#### Instruction:
All of the material below is to be repeated exactly.

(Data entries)
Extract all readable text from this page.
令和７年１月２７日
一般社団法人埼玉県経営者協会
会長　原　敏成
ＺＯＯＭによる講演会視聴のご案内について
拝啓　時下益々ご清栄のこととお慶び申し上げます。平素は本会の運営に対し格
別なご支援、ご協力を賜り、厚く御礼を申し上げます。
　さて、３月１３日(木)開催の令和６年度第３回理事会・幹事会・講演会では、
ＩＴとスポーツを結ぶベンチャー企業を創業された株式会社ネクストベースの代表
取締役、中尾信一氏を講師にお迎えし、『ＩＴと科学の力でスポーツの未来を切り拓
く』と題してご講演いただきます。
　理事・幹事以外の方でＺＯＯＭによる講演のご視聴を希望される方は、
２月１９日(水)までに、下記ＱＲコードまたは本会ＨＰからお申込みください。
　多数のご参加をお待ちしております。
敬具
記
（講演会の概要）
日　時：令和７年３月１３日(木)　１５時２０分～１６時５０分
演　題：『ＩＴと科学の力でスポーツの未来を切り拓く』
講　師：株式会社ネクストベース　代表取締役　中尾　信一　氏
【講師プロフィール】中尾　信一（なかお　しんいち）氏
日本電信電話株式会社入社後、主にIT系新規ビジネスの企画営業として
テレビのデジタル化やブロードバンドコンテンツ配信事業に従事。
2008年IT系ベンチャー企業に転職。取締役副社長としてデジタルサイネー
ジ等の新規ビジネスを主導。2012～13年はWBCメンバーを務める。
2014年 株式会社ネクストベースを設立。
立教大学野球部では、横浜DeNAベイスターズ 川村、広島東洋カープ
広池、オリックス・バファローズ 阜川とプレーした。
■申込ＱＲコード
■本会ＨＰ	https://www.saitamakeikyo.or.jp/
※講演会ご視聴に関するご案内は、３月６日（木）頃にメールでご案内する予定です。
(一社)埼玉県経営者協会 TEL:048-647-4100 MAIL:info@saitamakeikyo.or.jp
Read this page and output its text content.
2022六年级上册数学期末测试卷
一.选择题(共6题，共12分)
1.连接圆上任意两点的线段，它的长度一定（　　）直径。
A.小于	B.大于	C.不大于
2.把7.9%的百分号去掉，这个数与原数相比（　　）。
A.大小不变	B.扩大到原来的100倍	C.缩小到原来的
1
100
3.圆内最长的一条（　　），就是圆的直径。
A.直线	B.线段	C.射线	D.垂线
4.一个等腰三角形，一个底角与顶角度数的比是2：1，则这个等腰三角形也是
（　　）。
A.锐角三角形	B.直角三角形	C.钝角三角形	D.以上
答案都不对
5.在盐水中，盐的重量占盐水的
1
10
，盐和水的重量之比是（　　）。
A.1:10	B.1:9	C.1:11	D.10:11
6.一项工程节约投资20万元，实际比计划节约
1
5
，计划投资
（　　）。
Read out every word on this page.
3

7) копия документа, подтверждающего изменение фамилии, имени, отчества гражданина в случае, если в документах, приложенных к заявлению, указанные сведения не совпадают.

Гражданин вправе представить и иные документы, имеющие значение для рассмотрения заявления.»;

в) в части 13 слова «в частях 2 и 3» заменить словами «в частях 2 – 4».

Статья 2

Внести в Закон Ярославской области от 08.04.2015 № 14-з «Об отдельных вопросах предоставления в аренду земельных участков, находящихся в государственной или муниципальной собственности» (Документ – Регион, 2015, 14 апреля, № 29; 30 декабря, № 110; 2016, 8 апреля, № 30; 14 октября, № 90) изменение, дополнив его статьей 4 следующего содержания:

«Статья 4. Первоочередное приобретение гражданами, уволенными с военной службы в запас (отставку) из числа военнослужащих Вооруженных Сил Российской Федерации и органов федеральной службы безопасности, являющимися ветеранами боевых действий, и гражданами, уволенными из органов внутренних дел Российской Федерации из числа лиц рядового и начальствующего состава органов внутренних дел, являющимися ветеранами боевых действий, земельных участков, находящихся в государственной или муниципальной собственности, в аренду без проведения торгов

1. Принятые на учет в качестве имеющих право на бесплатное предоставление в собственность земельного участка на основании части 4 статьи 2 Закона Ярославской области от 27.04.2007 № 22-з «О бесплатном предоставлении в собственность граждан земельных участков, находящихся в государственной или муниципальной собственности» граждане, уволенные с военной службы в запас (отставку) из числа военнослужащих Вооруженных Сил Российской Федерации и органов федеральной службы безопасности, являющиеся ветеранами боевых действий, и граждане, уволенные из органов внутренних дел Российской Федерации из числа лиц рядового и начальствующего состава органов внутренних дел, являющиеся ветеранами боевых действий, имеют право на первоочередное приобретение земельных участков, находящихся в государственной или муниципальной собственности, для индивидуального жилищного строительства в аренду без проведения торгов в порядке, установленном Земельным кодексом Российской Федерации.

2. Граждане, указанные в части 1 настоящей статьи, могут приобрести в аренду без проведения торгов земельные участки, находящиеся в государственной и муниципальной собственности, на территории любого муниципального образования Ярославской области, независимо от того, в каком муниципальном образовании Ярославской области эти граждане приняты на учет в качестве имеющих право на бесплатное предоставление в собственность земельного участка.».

#### Output for this exercise:
Extract all readable text from this page.
令和７年１月２７日
一般社団法人埼玉県経営者協会
会長　原　敏成
ＺＯＯＭによる講演会視聴のご案内について
拝啓　時下益々ご清栄のこととお慶び申し上げます。平素は本会の運営に対し格
別なご支援、ご協力を賜り、厚く御礼を申し上げます。
　さて、３月１３日(木)開催の令和６年度第３回理事会・幹事会・講演会では、
ＩＴとスポーツを結ぶベンチャー企業を創業された株式会社ネクストベースの代表
取締役、中尾信一氏を講師にお迎えし、『ＩＴと科学の力でスポーツの未来を切り拓
く』と題してご講演いただきます。
　理事・幹事以外の方でＺＯＯＭによる講演のご視聴を希望される方は、
２月１９日(水)までに、下記ＱＲコードまたは本会ＨＰからお申込みください。
　多数のご参加をお待ちしております。
敬具
記
（講演会の概要）
日　時：令和７年３月１３日(木)　１５時２０分～１６時５０分
演　題：『ＩＴと科学の力でスポーツの未来を切り拓く』
講　師：株式会社ネクストベース　代表取締役　中尾　信一　氏
【講師プロフィール】中尾　信一（なかお　しんいち）氏
日本電信電話株式会社入社後、主にIT系新規ビジネスの企画営業として
テレビのデジタル化やブロードバンドコンテンツ配信事業に従事。
2008年IT系ベンチャー企業に転職。取締役副社長としてデジタルサイネー
ジ等の新規ビジネスを主導。2012～13年はWBCメンバーを務める。
2014年 株式会社ネクストベースを設立。
立教大学野球部では、横浜DeNAベイスターズ 川村、広島東洋カープ
広池、オリックス・バファローズ 阜川とプレーした。
■申込ＱＲコード
■本会ＨＰ	https://www.saitamakeikyo.or.jp/
※講演会ご視聴に関するご案内は、３月６日（木）頃にメールでご案内する予定です。
(一社)埼玉県経営者協会 TEL:048-647-4100 MAIL:info@saitamakeikyo.or.jp
Read this page and output its text content.
2022六年级上册数学期末测试卷
一.选择题(共6题，共12分)
1.连接圆上任意两点的线段，它的长度一定（　　）直径。
A.小于	B.大于	C.不大于
2.把7.9%的百分号去掉，这个数与原数相比（　　）。
A.大小不变	B.扩大到原来的100倍	C.缩小到原来的
1
100
3.圆内最长的一条（　　），就是圆的直径。
A.直线	B.线段	C.射线	D.垂线
4.一个等腰三角形，一个底角与顶角度数的比是2：1，则这个等腰三角形也是
（　　）。
A.锐角三角形	B.直角三角形	C.钝角三角形	D.以上
答案都不对
5.在盐水中，盐的重量占盐水的
1
10
，盐和水的重量之比是（　　）。
A.1:10	B.1:9	C.1:11	D.10:11
6.一项工程节约投资20万元，实际比计划节约
1
5
，计划投资
（　　）。
Read out every word on this page.
3

7) копия документа, подтверждающего изменение фамилии, имени, отчества гражданина в случае, если в документах, приложенных к заявлению, указанные сведения не совпадают.

Гражданин вправе представить и иные документы, имеющие значение для рассмотрения заявления.»;

в) в части 13 слова «в частях 2 и 3» заменить словами «в частях 2 – 4».

Статья 2

Внести в Закон Ярославской области от 08.04.2015 № 14-з «Об отдельных вопросах предоставления в аренду земельных участков, находящихся в государственной или муниципальной собственности» (Документ – Регион, 2015, 14 апреля, № 29; 30 декабря, № 110; 2016, 8 апреля, № 30; 14 октября, № 90) изменение, дополнив его статьей 4 следующего содержания:

«Статья 4. Первоочередное приобретение гражданами, уволенными с военной службы в запас (отставку) из числа военнослужащих Вооруженных Сил Российской Федерации и органов федеральной службы безопасности, являющимися ветеранами боевых действий, и гражданами, уволенными из органов внутренних дел Российской Федерации из числа лиц рядового и начальствующего состава органов внутренних дел, являющимися ветеранами боевых действий, земельных участков, находящихся в государственной или муниципальной собственности, в аренду без проведения торгов

1. Принятые на учет в качестве имеющих право на бесплатное предоставление в собственность земельного участка на основании части 4 статьи 2 Закона Ярославской области от 27.04.2007 № 22-з «О бесплатном предоставлении в собственность граждан земельных участков, находящихся в государственной или муниципальной собственности» граждане, уволенные с военной службы в запас (отставку) из числа военнослужащих Вооруженных Сил Российской Федерации и органов федеральной службы безопасности, являющиеся ветеранами боевых действий, и граждане, уволенные из органов внутренних дел Российской Федерации из числа лиц рядового и начальствующего состава органов внутренних дел, являющиеся ветеранами боевых действий, имеют право на первоочередное приобретение земельных участков, находящихся в государственной или муниципальной собственности, для индивидуального жилищного строительства в аренду без проведения торгов в порядке, установленном Земельным кодексом Российской Федерации.

2. Граждане, указанные в части 1 настоящей статьи, могут приобрести в аренду без проведения торгов земельные участки, находящиеся в государственной и муниципальной собственности, на территории любого муниципального образования Ярославской области, независимо от того, в каком муниципальном образовании Ярославской области эти граждане приняты на учет в качестве имеющих право на бесплатное предоставление в собственность земельного участка.».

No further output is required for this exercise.